(Dataset excerpt)
* * * * * * * * *

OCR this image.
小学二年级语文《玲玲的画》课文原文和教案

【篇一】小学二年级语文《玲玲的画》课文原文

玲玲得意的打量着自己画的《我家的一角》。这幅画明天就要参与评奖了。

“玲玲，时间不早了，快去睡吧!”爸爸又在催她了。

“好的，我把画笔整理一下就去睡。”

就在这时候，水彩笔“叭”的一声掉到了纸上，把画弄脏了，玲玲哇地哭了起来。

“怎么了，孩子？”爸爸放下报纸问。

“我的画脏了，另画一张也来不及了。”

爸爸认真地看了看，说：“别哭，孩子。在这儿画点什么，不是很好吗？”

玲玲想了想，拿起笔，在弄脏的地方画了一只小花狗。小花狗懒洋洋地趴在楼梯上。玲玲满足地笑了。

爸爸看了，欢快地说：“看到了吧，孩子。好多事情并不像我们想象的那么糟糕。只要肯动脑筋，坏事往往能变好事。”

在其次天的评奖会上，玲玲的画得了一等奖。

* * * * * * * * *

◆ **EXERCISE DETAILS**: Give the records above again, word for word.

◆ **CORRECT ANSWER**:
OCR this image.
小学二年级语文《玲玲的画》课文原文和教案

【篇一】小学二年级语文《玲玲的画》课文原文

玲玲得意的打量着自己画的《我家的一角》。这幅画明天就要参与评奖了。

“玲玲，时间不早了，快去睡吧!”爸爸又在催她了。

“好的，我把画笔整理一下就去睡。”

就在这时候，水彩笔“叭”的一声掉到了纸上，把画弄脏了，玲玲哇地哭了起来。

“怎么了，孩子？”爸爸放下报纸问。

“我的画脏了，另画一张也来不及了。”

爸爸认真地看了看，说：“别哭，孩子。在这儿画点什么，不是很好吗？”

玲玲想了想，拿起笔，在弄脏的地方画了一只小花狗。小花狗懒洋洋地趴在楼梯上。玲玲满足地笑了。

爸爸看了，欢快地说：“看到了吧，孩子。好多事情并不像我们想象的那么糟糕。只要肯动脑筋，坏事往往能变好事。”

在其次天的评奖会上，玲玲的画得了一等奖。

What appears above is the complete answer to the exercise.